EXERCISE PASSAGE =
|---|
Every year, Trinity School proudly publishes the numbers of students who have won places at top universities. Alongside, and equally lauded, are the teenagers about to start apprenticeships.
The school, in Croydon, is a leading independent. Its wholehearted embrace of apprenticeships as a prize destination for school leavers reveals how far the route has come since its days as a second-class track into the trades.
Head of careers at the school, Sue Highmore, said the pedigree, range and widespread recognition of the value of apprenticeships had improved “exponentially”.
“When I started in this role 13 years ago, apprenticeships of the nature we have now didn’t exist,” she says. “Apprenticeships were designed for people with technical or craft skills and not for people who had more academic ambitions – that isn’t true now.”
From financial services, accountancy, business consultancy, IT and digital roles, project management, engineering, law, telecommunications and health and public services, apprenticeships have moved into the 21st century.
Parents and young people are increasingly aware of the benefits of “earning while you learn”. Some degree apprenticeships, in which a company pays a salary to an apprentice as well as paying their university tuition fees, are harder to secure than an Oxbridge place.
“We have a very diverse community with different aspirations. All our young people are very capable and for some, apprenticeships are absolutely perfect,” says Highmore. “We’ve had recent students go to Amazon, PWC, the BBC and the Civil Aviation Authority. One student is now an engineer on an off-shore oil rig and was determined that was what he wanted to do from the first time I met him at age 15. Another equally focused student has become a high-end design farrier and blacksmith.”
Apprenticeship numbers across the country are slowly beginning to recover but are a long way off the volumes seen a decade or so ago, due to a combination of changes to how they are designed and funded and the pandemic.
All our young people are very capable and for some, apprenticeships are absolutely perfect
While larger companies will invariably have apprenticeship programmes, the 2022 London Business 1000 Survey revealed that 86 per cent of firms do not employ apprentices at all. Most cite a lack of time and resources to run schemes. Nevertheless, official figures show that apprenticeship starts in London and the South-East have reached 50,000 in the past 12 months, with particular growth in higher and degree apprenticeships.
Applying for these apprenticeships is challenging even for the most determined candidates. Some firms have six-stage application processes and teenagers can be up against candidates in their early 20s.
Some schools are better than others at advising pupils about apprenticeship opportunities and supporting them though the hiring process. With various sources of information and different players in the field, it can be confusing.
|---|
EXTRACTED ENTRIES =
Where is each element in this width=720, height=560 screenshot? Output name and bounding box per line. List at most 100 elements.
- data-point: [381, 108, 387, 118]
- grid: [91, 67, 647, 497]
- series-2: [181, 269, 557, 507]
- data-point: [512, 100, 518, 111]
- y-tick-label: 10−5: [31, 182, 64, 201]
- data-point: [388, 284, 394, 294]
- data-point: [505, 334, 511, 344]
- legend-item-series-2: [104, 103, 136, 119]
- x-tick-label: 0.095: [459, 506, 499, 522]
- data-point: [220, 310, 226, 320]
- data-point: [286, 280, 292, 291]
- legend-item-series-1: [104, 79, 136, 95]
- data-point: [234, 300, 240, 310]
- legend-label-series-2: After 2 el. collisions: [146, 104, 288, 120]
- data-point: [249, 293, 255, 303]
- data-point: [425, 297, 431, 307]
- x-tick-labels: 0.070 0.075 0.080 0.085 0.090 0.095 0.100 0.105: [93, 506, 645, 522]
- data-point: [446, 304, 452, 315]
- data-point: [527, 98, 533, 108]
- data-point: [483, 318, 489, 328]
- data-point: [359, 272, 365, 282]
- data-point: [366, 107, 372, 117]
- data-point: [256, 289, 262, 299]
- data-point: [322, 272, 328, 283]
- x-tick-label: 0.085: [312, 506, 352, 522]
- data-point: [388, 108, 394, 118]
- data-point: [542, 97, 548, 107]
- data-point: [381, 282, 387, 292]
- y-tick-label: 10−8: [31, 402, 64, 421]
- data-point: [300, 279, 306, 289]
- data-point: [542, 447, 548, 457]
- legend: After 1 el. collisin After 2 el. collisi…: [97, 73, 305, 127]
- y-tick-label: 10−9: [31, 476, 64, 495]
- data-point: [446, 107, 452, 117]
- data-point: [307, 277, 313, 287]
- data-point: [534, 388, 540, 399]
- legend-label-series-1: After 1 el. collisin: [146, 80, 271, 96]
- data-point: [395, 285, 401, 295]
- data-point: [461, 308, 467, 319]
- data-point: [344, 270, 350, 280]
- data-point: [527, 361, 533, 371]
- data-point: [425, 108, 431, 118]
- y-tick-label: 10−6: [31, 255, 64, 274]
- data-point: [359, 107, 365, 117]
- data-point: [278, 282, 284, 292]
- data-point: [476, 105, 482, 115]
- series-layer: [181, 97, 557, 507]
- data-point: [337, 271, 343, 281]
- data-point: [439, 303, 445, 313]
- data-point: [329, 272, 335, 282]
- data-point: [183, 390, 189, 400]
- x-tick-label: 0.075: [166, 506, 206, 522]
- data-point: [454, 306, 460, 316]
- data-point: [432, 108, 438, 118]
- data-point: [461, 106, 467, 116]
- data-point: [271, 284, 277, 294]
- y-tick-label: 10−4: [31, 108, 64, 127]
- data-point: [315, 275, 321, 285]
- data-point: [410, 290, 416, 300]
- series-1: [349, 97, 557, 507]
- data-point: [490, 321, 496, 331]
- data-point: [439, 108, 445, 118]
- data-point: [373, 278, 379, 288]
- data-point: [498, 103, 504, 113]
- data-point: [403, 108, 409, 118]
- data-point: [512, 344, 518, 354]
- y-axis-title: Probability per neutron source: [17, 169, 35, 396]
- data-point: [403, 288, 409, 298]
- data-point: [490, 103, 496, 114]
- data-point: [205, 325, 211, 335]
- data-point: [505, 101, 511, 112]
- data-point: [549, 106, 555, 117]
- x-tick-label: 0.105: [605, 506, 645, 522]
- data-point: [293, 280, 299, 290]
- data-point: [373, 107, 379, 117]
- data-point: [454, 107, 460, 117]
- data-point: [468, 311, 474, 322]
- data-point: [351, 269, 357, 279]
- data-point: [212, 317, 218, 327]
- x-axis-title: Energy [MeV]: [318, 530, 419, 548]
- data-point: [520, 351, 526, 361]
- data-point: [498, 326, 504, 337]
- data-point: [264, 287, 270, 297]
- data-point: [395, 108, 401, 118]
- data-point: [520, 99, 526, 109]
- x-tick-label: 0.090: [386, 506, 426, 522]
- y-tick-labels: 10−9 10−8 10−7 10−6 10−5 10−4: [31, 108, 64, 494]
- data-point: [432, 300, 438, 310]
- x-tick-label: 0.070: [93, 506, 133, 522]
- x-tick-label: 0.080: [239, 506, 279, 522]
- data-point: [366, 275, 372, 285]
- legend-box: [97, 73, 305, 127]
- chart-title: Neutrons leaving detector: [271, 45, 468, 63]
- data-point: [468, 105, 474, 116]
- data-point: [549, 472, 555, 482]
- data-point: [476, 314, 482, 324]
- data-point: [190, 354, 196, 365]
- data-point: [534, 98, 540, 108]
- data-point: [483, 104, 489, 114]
|---|
PROBLEM TO SOLVE = List every organization that the apprenticeships article names as a place where recent Trinity School students have gone.

OUTPUT = Amazon, PWC, the BBC, and the Civil Aviation Authority.